> _PAGE EXCERPT_
Wooden "halls" predating Long Barrows in Herefordshire



This story is all over the media at the moment -- interesting.  No doubt much more to be revealed.....


Public release date: 30-Jul-2013
Contact: Mike Addelman
michael.addelman@manchester.ac.uk

Two 6,000-year-old 'halls of the dead' unearthed, in UK first

The remains of two large 6000-year-old halls, each buried within a prehistoric burial mound, have been discovered by archaeologists from The University of Manchester and Herefordshire Council -- in a UK first.
The sensational finds on Dorstone Hill, near Peterchurch in Herefordshire, were thought to be constructed between 4000 and 3600 BC.
Some of the burnt wood discovered at the site shows the character of the building's structure above ground level -- in another UK first.
The buildings, probably used by entire communities, are of unknown size, but may have been of similar length to the Neolithic long barrows beneath which they were found – 70metres and 30m long.
They were, say the team, deliberately burnt down after they were constructed and their remains incorporated into the two burial mounds.
However -- much detail has been preserved in the larger barrow: structural timbers in carbonized form, postholes showing the positions of uprights, and the burnt remains of stakes forming internal partitions.
Most importantly, the core of each mound is composed of intensely burnt clay, representing the daub from the walls of the buildings.
The buildings were likely to have been long structures with aisles, framed by upright posts, and with internal partitions.
The smaller barrow contains a 7m by 2.5m mortuary chamber, with huge sockets which would have held upright tree trunks at each end.
These massive posts bracketed a linear 'trough' lined with planks, which would have held the remains of the dead.
Professor of archaeology from The University of Manchester Julian Thomas and Dr Keith Ray Herefordshire Council's County Archaeologist, co-directed the excavation.
Professor Thomas said: "This find is of huge significance to our understanding of prehistoric life-- so we're absolutely delighted.
"It makes a link between the house and a tomb more forcefully than any other investigation that has been ever carried out.
"These early Neolithic halls are already extremely rare, but to find them within a long barrow is the discovery of a lifetime."
He added: "The mound tells us quite a bit about the people who built it: they sought to memorialize the idea of their community represented by the dwelling.
"And by turning it into part of the landscape, it becomes a permanent reminder for generations to come.
"Just think of how the burning of the hall could have been seen for miles around, in the large expanse of what is now the border country between England and Wales."
Archaeologists have long speculated that a close relationship existed between houses and tombs in Neolithic Europe, and that 'houses of the dead' amounted to representations of the 'houses of the living'.
In addition to the two long mounds, the site has provided evidence for a series of later burials and other deliberate deposits, including a cremation burial and a pit containing a flint axe and a finely-flaked flint knife.

> _RECORDS_
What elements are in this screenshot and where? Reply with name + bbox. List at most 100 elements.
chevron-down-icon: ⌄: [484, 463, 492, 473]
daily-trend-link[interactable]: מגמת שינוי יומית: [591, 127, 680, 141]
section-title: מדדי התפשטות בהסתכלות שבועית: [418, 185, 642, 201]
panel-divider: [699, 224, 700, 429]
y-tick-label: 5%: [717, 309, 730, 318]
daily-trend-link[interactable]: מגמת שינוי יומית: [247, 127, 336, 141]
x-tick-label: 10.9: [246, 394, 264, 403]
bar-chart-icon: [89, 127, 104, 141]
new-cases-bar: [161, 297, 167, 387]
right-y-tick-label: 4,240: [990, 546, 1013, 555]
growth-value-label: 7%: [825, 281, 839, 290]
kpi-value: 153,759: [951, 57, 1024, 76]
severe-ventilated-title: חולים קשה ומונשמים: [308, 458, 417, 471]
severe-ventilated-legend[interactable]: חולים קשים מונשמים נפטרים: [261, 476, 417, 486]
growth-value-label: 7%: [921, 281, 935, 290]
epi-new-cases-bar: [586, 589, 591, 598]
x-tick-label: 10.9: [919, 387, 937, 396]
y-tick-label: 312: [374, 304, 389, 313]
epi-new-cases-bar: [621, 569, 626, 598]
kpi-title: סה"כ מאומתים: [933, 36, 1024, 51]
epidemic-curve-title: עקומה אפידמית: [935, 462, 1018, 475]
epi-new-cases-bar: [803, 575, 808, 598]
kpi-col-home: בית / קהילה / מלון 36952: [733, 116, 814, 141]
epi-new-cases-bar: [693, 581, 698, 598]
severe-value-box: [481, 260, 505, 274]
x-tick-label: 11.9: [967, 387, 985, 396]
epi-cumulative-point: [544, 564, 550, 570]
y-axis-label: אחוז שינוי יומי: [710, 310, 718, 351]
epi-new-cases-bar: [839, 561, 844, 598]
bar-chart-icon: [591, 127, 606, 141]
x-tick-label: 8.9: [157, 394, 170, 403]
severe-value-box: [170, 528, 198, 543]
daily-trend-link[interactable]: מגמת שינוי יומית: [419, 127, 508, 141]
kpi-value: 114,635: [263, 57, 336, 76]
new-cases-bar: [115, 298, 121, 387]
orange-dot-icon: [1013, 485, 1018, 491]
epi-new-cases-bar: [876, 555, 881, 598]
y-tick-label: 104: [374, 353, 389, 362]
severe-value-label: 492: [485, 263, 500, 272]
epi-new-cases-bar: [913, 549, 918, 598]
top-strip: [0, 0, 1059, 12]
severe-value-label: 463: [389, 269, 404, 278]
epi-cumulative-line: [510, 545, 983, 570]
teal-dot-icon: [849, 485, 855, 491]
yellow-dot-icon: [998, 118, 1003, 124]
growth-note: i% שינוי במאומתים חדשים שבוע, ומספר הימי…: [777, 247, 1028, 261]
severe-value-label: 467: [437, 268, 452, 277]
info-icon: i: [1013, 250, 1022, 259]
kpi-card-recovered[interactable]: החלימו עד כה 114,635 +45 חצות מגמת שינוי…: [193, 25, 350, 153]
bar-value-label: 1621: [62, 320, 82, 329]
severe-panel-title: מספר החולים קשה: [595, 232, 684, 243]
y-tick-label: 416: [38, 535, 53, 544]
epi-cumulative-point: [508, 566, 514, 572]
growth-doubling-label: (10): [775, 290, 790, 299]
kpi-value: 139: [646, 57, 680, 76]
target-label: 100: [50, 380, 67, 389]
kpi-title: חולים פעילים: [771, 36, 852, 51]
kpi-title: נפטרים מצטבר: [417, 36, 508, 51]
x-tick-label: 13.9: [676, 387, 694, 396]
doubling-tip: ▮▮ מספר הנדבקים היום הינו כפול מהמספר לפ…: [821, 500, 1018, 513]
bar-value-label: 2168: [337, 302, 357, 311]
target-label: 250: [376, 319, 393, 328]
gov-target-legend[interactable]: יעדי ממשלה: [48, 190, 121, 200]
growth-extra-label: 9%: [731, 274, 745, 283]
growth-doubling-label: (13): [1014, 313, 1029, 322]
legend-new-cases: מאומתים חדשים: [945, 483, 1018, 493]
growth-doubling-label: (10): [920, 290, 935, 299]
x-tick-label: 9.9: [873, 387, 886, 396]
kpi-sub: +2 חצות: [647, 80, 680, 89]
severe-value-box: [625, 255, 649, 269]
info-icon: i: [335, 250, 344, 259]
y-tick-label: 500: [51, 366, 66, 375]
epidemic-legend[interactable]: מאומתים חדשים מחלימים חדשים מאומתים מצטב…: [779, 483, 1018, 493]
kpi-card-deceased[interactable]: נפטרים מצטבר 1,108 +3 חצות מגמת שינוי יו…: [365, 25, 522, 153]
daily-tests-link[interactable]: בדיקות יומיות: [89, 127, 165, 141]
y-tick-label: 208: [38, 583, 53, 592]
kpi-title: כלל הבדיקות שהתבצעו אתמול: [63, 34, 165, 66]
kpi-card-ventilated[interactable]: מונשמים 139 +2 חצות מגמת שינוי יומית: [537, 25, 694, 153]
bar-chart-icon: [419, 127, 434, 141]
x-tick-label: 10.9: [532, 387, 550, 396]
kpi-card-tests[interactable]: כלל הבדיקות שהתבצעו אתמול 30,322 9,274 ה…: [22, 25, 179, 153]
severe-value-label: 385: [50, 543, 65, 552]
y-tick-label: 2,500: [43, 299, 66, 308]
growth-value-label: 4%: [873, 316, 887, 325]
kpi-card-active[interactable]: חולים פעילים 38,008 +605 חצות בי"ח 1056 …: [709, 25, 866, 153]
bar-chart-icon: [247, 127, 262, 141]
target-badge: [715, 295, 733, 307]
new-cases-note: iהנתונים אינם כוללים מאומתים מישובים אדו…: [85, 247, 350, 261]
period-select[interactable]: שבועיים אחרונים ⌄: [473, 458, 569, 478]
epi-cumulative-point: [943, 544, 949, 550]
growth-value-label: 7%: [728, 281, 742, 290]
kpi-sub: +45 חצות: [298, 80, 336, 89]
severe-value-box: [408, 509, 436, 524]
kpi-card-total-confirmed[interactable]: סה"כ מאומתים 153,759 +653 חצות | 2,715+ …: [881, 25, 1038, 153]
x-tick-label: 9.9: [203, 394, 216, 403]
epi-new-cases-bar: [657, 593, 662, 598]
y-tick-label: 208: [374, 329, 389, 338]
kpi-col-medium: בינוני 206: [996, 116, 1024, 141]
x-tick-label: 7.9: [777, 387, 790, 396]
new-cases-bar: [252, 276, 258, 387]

> _WHAT IS ASKED_
- 1) In the Dorstone Hill report, rewrite the stretch from "Most importantly, the" through "we're absolutely delighted.", replacing "mortuary chamber" with "burial chamber".
- 2) Answer these questions from the Dorstone Hill report:
(a) Near which village were the finds made?
(b) What are the dimensions of the chamber in the smaller barrow?
(c) What did the pit among the later deposits contain?
- 3) According to Professor Thomas in the Dorstone Hill report, what did the builders achieve by turning the hall into a mound? Answer in one to three sentences.

> _THE SOLUTIONS_
- 1)
Most importantly, the core of each mound is composed of intensely burnt clay, representing the daub from the walls of the buildings.
The buildings were likely to have been long structures with aisles, framed by upright posts, and with internal partitions.
The smaller barrow contains a 7m by 2.5m burial chamber, with huge sockets which would have held upright tree trunks at each end.
These massive posts bracketed a linear 'trough' lined with planks, which would have held the remains of the dead.
Professor of archaeology from The University of Manchester Julian Thomas and Dr Keith Ray Herefordshire Council's County Archaeologist, co-directed the excavation.
Professor Thomas said: "This find is of huge significance to our understanding of prehistoric life-- so we're absolutely delighted.

- 2)
(a) Peterchurch, in Herefordshire.
(b) 7m by 2.5m.
(c) A flint axe and a finely-flaked flint knife.

- 3) They memorialized the idea of their community, which the dwelling represented. Making it part of the landscape turned it into a permanent reminder for generations to come.